## Exercise task
Restate the full set of records exactly, without adding or dropping a word.

==== Provided data

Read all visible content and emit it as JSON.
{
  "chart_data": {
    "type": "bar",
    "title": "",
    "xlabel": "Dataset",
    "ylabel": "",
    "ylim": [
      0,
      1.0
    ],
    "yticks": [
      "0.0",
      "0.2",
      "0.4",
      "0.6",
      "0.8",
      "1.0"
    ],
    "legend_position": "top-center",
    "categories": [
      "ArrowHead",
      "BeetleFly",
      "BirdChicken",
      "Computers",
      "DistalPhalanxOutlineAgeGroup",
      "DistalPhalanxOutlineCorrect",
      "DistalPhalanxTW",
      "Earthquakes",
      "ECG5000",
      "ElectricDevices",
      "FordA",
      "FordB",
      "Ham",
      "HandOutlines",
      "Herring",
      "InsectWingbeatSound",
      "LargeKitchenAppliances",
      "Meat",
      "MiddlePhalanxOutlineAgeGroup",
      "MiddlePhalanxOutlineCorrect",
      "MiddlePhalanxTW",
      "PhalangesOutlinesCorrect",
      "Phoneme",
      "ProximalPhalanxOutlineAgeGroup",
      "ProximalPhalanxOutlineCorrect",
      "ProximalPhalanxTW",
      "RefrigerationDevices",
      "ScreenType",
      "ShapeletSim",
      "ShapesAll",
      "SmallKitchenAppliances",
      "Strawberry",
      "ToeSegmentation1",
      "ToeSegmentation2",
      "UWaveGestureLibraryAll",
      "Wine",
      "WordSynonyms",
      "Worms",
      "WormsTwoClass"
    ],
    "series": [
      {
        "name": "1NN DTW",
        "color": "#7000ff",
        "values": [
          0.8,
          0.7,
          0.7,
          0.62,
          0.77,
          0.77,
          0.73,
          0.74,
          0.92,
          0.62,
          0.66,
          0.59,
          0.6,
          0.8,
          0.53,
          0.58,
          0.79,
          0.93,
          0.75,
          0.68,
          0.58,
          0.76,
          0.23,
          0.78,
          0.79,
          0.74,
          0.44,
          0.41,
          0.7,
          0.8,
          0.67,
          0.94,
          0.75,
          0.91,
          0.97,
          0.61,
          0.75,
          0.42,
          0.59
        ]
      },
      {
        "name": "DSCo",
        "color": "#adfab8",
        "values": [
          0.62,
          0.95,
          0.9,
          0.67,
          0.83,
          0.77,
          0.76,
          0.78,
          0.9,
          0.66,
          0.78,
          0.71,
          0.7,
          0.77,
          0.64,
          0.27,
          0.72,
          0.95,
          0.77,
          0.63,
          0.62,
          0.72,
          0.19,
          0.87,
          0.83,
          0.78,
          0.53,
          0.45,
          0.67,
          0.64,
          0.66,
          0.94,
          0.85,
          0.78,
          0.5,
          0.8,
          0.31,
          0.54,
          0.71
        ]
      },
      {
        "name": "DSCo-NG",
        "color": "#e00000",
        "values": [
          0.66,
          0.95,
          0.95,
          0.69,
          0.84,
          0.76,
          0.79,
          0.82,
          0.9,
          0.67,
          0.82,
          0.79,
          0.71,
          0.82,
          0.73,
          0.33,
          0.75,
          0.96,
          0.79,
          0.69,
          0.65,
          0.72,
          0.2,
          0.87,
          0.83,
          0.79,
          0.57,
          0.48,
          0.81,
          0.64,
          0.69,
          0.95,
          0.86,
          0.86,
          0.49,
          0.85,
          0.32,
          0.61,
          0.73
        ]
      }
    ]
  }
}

========

## Result of this exercise
Read all visible content and emit it as JSON.
{
  "chart_data": {
    "type": "bar",
    "title": "",
    "xlabel": "Dataset",
    "ylabel": "",
    "ylim": [
      0,
      1.0
    ],
    "yticks": [
      "0.0",
      "0.2",
      "0.4",
      "0.6",
      "0.8",
      "1.0"
    ],
    "legend_position": "top-center",
    "categories": [
      "ArrowHead",
      "BeetleFly",
      "BirdChicken",
      "Computers",
      "DistalPhalanxOutlineAgeGroup",
      "DistalPhalanxOutlineCorrect",
      "DistalPhalanxTW",
      "Earthquakes",
      "ECG5000",
      "ElectricDevices",
      "FordA",
      "FordB",
      "Ham",
      "HandOutlines",
      "Herring",
      "InsectWingbeatSound",
      "LargeKitchenAppliances",
      "Meat",
      "MiddlePhalanxOutlineAgeGroup",
      "MiddlePhalanxOutlineCorrect",
      "MiddlePhalanxTW",
      "PhalangesOutlinesCorrect",
      "Phoneme",
      "ProximalPhalanxOutlineAgeGroup",
      "ProximalPhalanxOutlineCorrect",
      "ProximalPhalanxTW",
      "RefrigerationDevices",
      "ScreenType",
      "ShapeletSim",
      "ShapesAll",
      "SmallKitchenAppliances",
      "Strawberry",
      "ToeSegmentation1",
      "ToeSegmentation2",
      "UWaveGestureLibraryAll",
      "Wine",
      "WordSynonyms",
      "Worms",
      "WormsTwoClass"
    ],
    "series": [
      {
        "name": "1NN DTW",
        "color": "#7000ff",
        "values": [
          0.8,
          0.7,
          0.7,
          0.62,
          0.77,
          0.77,
          0.73,
          0.74,
          0.92,
          0.62,
          0.66,
          0.59,
          0.6,
          0.8,
          0.53,
          0.58,
          0.79,
          0.93,
          0.75,
          0.68,
          0.58,
          0.76,
          0.23,
          0.78,
          0.79,
          0.74,
          0.44,
          0.41,
          0.7,
          0.8,
          0.67,
          0.94,
          0.75,
          0.91,
          0.97,
          0.61,
          0.75,
          0.42,
          0.59
        ]
      },
      {
        "name": "DSCo",
        "color": "#adfab8",
        "values": [
          0.62,
          0.95,
          0.9,
          0.67,
          0.83,
          0.77,
          0.76,
          0.78,
          0.9,
          0.66,
          0.78,
          0.71,
          0.7,
          0.77,
          0.64,
          0.27,
          0.72,
          0.95,
          0.77,
          0.63,
          0.62,
          0.72,
          0.19,
          0.87,
          0.83,
          0.78,
          0.53,
          0.45,
          0.67,
          0.64,
          0.66,
          0.94,
          0.85,
          0.78,
          0.5,
          0.8,
          0.31,
          0.54,
          0.71
        ]
      },
      {
        "name": "DSCo-NG",
        "color": "#e00000",
        "values": [
          0.66,
          0.95,
          0.95,
          0.69,
          0.84,
          0.76,
          0.79,
          0.82,
          0.9,
          0.67,
          0.82,
          0.79,
          0.71,
          0.82,
          0.73,
          0.33,
          0.75,
          0.96,
          0.79,
          0.69,
          0.65,
          0.72,
          0.2,
          0.87,
          0.83,
          0.79,
          0.57,
          0.48,
          0.81,
          0.64,
          0.69,
          0.95,
          0.86,
          0.86,
          0.49,
          0.85,
          0.32,
          0.61,
          0.73
        ]
      }
    ]
  }
}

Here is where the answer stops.